32 Auto de Qualificação e de Interrogatório de Rubens Hirsel Hergel. DOPS, 2/7/1970. P. 15. BNM, 42.2

que o carro seria devolvido inteiro e se houvesse algum problema, deveria atribui-lo a sabotagem policial. E, mais idealisticamente, diziam:

Você é credor da revolução, nós lhe pedimos desculpas pela maneira como tivemos que agir. Guarde essa carta para nos apesentar depois da vitória. Até a vitória. Pátria livre e socialista ou morte com dignidade.33

Ao ler esse relato, parecia que se tratava de uma lembrança romantizada. Mas esse pensamento se chocou com o achado de um processo em que está transcrita uma ocorrência. O documento está diretamente endereçado para a destinatária:

Senhora Dilmar, Estamos aqui para comunicar-lhe o motivo pelo qual requisitamos temporariamente seu automóvel. SOMOS REVOLUCIONÁRIOS Necessitamos utilizá-lo para uma ação armada na luta contra a ditadura militar da burguesia no Brasil nos impõe e (ocorrerá) DURANTE TODO O PROCESSO REVOLUCIONÁRIO inúmeras tarefas para as quais serão necessárias requisições como esta. Acreditamos que o seu nível cultural e a profissão tão ligada ao sofrimento humano, ajudarão a compreender (...) Lutando pela construção de uma sociedade mais justa, o que só ocorrerá com a derrubada desta ditadura que aí está (...) Confiamos na justeza histórica do caminho que a vanguarda do povo brasileiro já iniciou: o caminho da revolução. (...) Não serão as dificuldades de hoje que vão deter a luta. (...) OUSAR LUTAR / OUSAR VENCER, Rio, 18/10/1971, VPR.34

O texto encerra também alertando para os riscos de que a polícia fizesse algo contra o carro: “Logo que for utilizado, o seu carro lhe será devolvido. É bom que a senhora mesmo vá buscá-lo, pois os agentes policiais da ditadura costumam se apoderar de carros abandonados, remodelá-los e por chapas frias, passando a usá-los na repressão aos revolucionários”. Tudo indica que a senhora Dilmar não ficou comovida com a carta, pois o documento consta num inquérito no Superior Tribunal Militar contra os militantes.

33 SOLNIK, p. 17. 34 BNM, Panfleto da VPR, 18/10/1971.

[Entradas de dados coletados]
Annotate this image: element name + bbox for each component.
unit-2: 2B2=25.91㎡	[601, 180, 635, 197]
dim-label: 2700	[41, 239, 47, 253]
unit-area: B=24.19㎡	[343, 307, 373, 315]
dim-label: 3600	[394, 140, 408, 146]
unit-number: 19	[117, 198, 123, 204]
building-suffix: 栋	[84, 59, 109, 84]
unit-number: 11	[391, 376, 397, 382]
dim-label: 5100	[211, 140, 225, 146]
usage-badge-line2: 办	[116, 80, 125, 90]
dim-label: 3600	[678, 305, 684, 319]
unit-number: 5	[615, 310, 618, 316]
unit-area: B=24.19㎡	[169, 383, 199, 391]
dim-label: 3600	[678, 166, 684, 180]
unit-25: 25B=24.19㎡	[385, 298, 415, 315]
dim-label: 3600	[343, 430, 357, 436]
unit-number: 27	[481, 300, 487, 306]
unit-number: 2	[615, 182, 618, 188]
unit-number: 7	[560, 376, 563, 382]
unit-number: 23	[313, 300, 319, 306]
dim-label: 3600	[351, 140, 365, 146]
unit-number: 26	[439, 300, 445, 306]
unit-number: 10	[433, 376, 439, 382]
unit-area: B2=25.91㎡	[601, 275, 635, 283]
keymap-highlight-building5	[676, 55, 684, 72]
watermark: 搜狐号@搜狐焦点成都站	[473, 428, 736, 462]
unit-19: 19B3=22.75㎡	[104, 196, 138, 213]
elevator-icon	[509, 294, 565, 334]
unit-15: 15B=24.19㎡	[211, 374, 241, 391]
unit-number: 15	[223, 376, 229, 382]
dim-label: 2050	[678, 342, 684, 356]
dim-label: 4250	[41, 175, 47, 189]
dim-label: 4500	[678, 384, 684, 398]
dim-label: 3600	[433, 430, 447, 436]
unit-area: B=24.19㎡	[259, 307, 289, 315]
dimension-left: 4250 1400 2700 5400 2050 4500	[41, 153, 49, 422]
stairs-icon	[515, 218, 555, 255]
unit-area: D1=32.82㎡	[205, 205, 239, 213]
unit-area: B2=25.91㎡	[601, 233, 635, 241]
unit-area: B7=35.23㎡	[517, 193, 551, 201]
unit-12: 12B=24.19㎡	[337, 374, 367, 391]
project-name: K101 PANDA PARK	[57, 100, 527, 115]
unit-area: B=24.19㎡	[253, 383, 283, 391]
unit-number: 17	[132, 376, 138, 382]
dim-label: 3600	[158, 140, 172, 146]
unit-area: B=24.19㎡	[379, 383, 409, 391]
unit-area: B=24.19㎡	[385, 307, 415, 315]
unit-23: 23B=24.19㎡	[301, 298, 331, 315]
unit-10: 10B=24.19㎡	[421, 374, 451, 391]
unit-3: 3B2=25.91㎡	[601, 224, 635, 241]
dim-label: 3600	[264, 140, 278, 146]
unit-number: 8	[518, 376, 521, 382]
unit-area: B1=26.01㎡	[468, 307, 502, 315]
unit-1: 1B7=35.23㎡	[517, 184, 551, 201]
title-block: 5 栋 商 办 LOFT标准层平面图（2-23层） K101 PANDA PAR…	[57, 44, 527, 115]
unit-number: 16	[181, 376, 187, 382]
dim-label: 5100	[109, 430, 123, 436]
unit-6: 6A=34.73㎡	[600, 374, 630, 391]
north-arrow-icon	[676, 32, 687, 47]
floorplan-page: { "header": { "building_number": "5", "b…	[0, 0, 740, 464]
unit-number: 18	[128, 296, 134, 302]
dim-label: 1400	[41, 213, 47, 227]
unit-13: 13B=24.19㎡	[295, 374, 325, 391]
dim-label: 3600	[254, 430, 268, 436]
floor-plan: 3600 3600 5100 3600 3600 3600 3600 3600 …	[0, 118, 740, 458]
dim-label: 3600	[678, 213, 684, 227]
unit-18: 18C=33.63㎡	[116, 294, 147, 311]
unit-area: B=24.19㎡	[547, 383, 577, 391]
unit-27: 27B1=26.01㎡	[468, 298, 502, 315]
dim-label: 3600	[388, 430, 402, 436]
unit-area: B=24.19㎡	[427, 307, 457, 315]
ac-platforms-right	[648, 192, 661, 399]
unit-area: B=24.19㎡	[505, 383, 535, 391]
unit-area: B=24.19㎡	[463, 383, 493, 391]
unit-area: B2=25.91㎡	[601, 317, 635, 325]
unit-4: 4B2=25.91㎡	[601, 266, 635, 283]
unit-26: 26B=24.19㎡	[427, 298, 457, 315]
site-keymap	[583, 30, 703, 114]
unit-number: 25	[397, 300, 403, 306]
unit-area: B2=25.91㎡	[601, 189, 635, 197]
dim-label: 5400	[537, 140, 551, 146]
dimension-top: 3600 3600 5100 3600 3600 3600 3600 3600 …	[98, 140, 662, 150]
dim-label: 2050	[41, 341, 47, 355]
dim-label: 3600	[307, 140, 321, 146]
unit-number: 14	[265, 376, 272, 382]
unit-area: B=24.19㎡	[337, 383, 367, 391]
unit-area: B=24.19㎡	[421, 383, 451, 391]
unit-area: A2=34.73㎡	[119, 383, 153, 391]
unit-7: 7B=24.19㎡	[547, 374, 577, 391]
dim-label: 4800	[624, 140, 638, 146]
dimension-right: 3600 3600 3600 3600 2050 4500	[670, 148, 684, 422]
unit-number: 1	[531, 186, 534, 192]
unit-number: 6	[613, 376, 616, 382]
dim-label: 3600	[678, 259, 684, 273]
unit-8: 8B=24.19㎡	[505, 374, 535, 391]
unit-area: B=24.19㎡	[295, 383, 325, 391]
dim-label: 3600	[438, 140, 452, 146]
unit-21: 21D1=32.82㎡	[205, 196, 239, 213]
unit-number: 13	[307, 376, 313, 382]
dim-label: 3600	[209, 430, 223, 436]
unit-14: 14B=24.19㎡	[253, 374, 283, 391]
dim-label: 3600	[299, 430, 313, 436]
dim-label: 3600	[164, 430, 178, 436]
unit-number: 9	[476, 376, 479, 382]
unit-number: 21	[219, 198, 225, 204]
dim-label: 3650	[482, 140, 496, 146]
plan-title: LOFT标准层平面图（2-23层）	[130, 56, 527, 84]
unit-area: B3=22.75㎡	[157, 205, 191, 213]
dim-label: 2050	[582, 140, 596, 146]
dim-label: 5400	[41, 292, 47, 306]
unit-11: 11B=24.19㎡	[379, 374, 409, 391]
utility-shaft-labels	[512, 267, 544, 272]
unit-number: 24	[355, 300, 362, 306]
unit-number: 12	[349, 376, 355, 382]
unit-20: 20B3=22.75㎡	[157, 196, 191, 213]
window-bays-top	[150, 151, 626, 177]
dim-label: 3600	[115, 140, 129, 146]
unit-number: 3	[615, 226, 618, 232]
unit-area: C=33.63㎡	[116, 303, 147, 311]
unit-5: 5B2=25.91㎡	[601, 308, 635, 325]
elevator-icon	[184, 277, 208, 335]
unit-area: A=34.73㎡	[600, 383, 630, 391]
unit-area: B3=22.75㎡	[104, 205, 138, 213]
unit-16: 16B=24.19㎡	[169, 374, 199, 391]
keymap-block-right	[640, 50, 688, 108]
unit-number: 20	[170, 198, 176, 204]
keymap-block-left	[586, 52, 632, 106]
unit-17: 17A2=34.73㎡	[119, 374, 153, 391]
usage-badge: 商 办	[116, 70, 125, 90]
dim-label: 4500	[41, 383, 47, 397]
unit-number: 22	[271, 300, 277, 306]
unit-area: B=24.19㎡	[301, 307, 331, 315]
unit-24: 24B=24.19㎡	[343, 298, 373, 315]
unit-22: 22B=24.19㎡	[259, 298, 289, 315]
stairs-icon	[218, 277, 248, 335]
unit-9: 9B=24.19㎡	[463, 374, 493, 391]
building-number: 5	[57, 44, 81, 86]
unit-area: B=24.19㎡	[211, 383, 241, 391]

▶ **Tarefa proposta 1**
Segundo o trecho do documento, onde consta a carta endereçada à senhora Dilmar?
▶ **Tarefa proposta 2**
Reproduza fielmente a parte do trecho do documento entre "O texto encerra" e "da VPR, 18/10/1971.", inclusive.

▶ **Solução da tarefa 1**
Num inquérito no Superior Tribunal Militar contra os militantes.

▶ **Solução da tarefa 2**
O texto encerra também alertando para os riscos de que a polícia fizesse algo contra o carro: “Logo que for utilizado, o seu carro lhe será devolvido. É bom que a senhora mesmo vá buscá-lo, pois os agentes policiais da ditadura costumam se apoderar de carros abandonados, remodelá-los e por chapas frias, passando a usá-los na repressão aos revolucionários”. Tudo indica que a senhora Dilmar não ficou comovida com a carta, pois o documento consta num inquérito no Superior Tribunal Militar contra os militantes.

33 SOLNIK, p. 17. 34 BNM, Panfleto da VPR, 18/10/1971.